• Recorded data:

┏━━

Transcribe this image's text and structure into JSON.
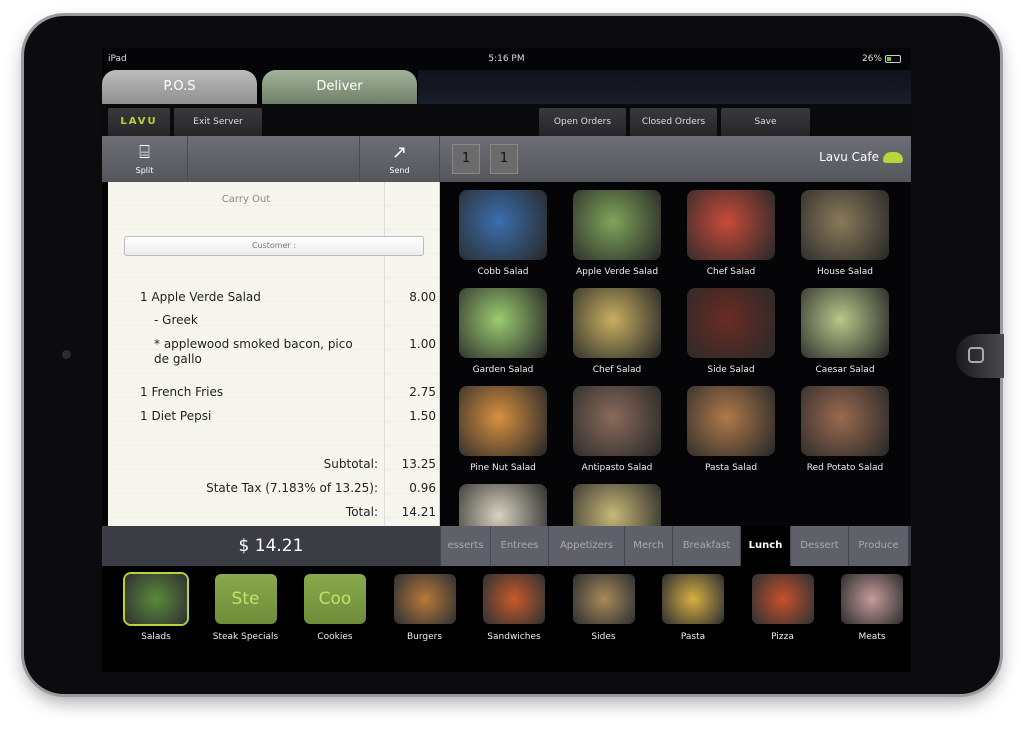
{
  "status": {
    "device": "iPad",
    "time": "5:16 PM",
    "battery": "26%"
  },
  "tabs": [
    {
      "label": "P.O.S"
    },
    {
      "label": "Deliver"
    }
  ],
  "header": {
    "logo": "LAVU",
    "exit": "Exit Server",
    "open_orders": "Open Orders",
    "closed_orders": "Closed Orders",
    "save": "Save"
  },
  "toolbar": {
    "split": "Split",
    "send": "Send",
    "seat1": "1",
    "seat2": "1",
    "location": "Lavu Cafe"
  },
  "receipt": {
    "type": "Carry Out",
    "customer": "Customer :",
    "lines": [
      {
        "name": "1 Apple Verde Salad",
        "price": "8.00"
      },
      {
        "name": "- Greek",
        "price": ""
      },
      {
        "name": "* applewood smoked bacon, pico de gallo",
        "price": "1.00"
      },
      {
        "name": "1 French Fries",
        "price": "2.75"
      },
      {
        "name": "1 Diet Pepsi",
        "price": "1.50"
      }
    ],
    "subtotal_label": "Subtotal:",
    "subtotal": "13.25",
    "tax_label": "State Tax (7.183% of 13.25):",
    "tax": "0.96",
    "total_label": "Total:",
    "total": "14.21"
  },
  "total_display": "$ 14.21",
  "categories": [
    {
      "label": "esserts"
    },
    {
      "label": "Entrees"
    },
    {
      "label": "Appetizers"
    },
    {
      "label": "Merch"
    },
    {
      "label": "Breakfast"
    },
    {
      "label": "Lunch",
      "active": true
    },
    {
      "label": "Dessert"
    },
    {
      "label": "Produce"
    }
  ],
  "menu_items": [
    {
      "label": "Cobb Salad",
      "color": "#3a6fb0"
    },
    {
      "label": "Apple Verde Salad",
      "color": "#7fa55a"
    },
    {
      "label": "Chef Salad",
      "color": "#c94a3a"
    },
    {
      "label": "House Salad",
      "color": "#8a7a5a"
    },
    {
      "label": "Garden Salad",
      "color": "#9ccc70"
    },
    {
      "label": "Chef Salad",
      "color": "#c8b060"
    },
    {
      "label": "Side Salad",
      "color": "#6a2a22"
    },
    {
      "label": "Caesar Salad",
      "color": "#b8c88a"
    },
    {
      "label": "Pine Nut Salad",
      "color": "#d89040"
    },
    {
      "label": "Antipasto Salad",
      "color": "#8a6a5a"
    },
    {
      "label": "Pasta Salad",
      "color": "#b07a4a"
    },
    {
      "label": "Red Potato Salad",
      "color": "#9a6a50"
    },
    {
      "label": "",
      "color": "#d8d2c0"
    },
    {
      "label": "",
      "color": "#c8b878"
    }
  ],
  "menu_groups": [
    {
      "label": "Salads",
      "color": "#5a8a3a"
    },
    {
      "label": "Steak Specials",
      "abbr": "Ste"
    },
    {
      "label": "Cookies",
      "abbr": "Coo"
    },
    {
      "label": "Burgers",
      "color": "#b87a3a"
    },
    {
      "label": "Sandwiches",
      "color": "#c85a2a"
    },
    {
      "label": "Sides",
      "color": "#a88a5a"
    },
    {
      "label": "Pasta",
      "color": "#d8b040"
    },
    {
      "label": "Pizza",
      "color": "#c8502a"
    },
    {
      "label": "Meats",
      "color": "#c89a9a"
    }
  ]
}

┗━━

• Given task: Your copy should repeat each entry above exactly but contain no pictures.

• Result below:
Transcribe this image's text and structure into JSON.
{
  "status": {
    "device": "iPad",
    "time": "5:16 PM",
    "battery": "26%"
  },
  "tabs": [
    {
      "label": "P.O.S"
    },
    {
      "label": "Deliver"
    }
  ],
  "header": {
    "logo": "LAVU",
    "exit": "Exit Server",
    "open_orders": "Open Orders",
    "closed_orders": "Closed Orders",
    "save": "Save"
  },
  "toolbar": {
    "split": "Split",
    "send": "Send",
    "seat1": "1",
    "seat2": "1",
    "location": "Lavu Cafe"
  },
  "receipt": {
    "type": "Carry Out",
    "customer": "Customer :",
    "lines": [
      {
        "name": "1 Apple Verde Salad",
        "price": "8.00"
      },
      {
        "name": "- Greek",
        "price": ""
      },
      {
        "name": "* applewood smoked bacon, pico de gallo",
        "price": "1.00"
      },
      {
        "name": "1 French Fries",
        "price": "2.75"
      },
      {
        "name": "1 Diet Pepsi",
        "price": "1.50"
      }
    ],
    "subtotal_label": "Subtotal:",
    "subtotal": "13.25",
    "tax_label": "State Tax (7.183% of 13.25):",
    "tax": "0.96",
    "total_label": "Total:",
    "total": "14.21"
  },
  "total_display": "$ 14.21",
  "categories": [
    {
      "label": "esserts"
    },
    {
      "label": "Entrees"
    },
    {
      "label": "Appetizers"
    },
    {
      "label": "Merch"
    },
    {
      "label": "Breakfast"
    },
    {
      "label": "Lunch",
      "active": true
    },
    {
      "label": "Dessert"
    },
    {
      "label": "Produce"
    }
  ],
  "menu_items": [
    {
      "label": "Cobb Salad",
      "color": "#3a6fb0"
    },
    {
      "label": "Apple Verde Salad",
      "color": "#7fa55a"
    },
    {
      "label": "Chef Salad",
      "color": "#c94a3a"
    },
    {
      "label": "House Salad",
      "color": "#8a7a5a"
    },
    {
      "label": "Garden Salad",
      "color": "#9ccc70"
    },
    {
      "label": "Chef Salad",
      "color": "#c8b060"
    },
    {
      "label": "Side Salad",
      "color": "#6a2a22"
    },
    {
      "label": "Caesar Salad",
      "color": "#b8c88a"
    },
    {
      "label": "Pine Nut Salad",
      "color": "#d89040"
    },
    {
      "label": "Antipasto Salad",
      "color": "#8a6a5a"
    },
    {
      "label": "Pasta Salad",
      "color": "#b07a4a"
    },
    {
      "label": "Red Potato Salad",
      "color": "#9a6a50"
    },
    {
      "label": "",
      "color": "#d8d2c0"
    },
    {
      "label": "",
      "color": "#c8b878"
    }
  ],
  "menu_groups": [
    {
      "label": "Salads",
      "color": "#5a8a3a"
    },
    {
      "label": "Steak Specials",
      "abbr": "Ste"
    },
    {
      "label": "Cookies",
      "abbr": "Coo"
    },
    {
      "label": "Burgers",
      "color": "#b87a3a"
    },
    {
      "label": "Sandwiches",
      "color": "#c85a2a"
    },
    {
      "label": "Sides",
      "color": "#a88a5a"
    },
    {
      "label": "Pasta",
      "color": "#d8b040"
    },
    {
      "label": "Pizza",
      "color": "#c8502a"
    },
    {
      "label": "Meats",
      "color": "#c89a9a"
    }
  ]
}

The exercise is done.